▶ **STATED TASK**: Gather every line in the records below that contains the word "Website".

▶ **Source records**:
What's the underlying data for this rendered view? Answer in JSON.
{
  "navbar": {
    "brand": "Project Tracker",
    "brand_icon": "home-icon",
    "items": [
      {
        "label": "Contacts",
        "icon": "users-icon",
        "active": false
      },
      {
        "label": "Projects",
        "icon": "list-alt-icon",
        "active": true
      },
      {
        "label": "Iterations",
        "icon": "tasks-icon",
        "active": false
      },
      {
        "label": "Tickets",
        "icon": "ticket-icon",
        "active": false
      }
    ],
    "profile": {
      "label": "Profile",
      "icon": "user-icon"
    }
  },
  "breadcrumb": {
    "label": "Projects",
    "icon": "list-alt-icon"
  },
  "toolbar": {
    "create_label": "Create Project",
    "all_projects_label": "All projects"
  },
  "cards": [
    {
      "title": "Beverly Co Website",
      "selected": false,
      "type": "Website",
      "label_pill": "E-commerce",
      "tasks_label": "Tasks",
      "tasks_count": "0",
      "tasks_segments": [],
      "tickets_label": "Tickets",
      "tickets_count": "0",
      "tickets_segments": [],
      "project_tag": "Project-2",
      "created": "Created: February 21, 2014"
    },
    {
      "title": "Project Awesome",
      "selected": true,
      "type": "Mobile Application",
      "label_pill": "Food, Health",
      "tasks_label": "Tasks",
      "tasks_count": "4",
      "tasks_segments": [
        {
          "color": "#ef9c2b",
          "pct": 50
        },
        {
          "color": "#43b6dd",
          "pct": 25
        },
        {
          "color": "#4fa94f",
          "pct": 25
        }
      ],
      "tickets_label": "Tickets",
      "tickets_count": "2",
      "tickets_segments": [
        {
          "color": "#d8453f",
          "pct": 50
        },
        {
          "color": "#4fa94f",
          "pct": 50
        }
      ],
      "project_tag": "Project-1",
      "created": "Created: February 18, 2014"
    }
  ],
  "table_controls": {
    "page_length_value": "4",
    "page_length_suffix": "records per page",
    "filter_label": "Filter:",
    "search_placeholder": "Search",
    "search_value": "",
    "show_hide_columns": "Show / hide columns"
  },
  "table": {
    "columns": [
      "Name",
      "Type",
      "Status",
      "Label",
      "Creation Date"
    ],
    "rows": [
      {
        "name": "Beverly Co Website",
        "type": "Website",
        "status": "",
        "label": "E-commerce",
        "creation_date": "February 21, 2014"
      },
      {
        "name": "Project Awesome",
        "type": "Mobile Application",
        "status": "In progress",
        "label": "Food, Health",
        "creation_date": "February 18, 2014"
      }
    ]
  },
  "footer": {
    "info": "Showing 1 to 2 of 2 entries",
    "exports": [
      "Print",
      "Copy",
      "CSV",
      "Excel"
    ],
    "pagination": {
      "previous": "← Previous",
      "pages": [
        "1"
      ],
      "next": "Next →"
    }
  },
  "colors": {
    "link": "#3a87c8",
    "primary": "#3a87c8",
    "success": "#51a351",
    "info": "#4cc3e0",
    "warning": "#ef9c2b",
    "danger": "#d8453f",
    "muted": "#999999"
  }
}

▶ **ANSWER FOR THE TASK**:
      "title": "Beverly Co Website",
      "type": "Website",
        "name": "Beverly Co Website",
        "type": "Website",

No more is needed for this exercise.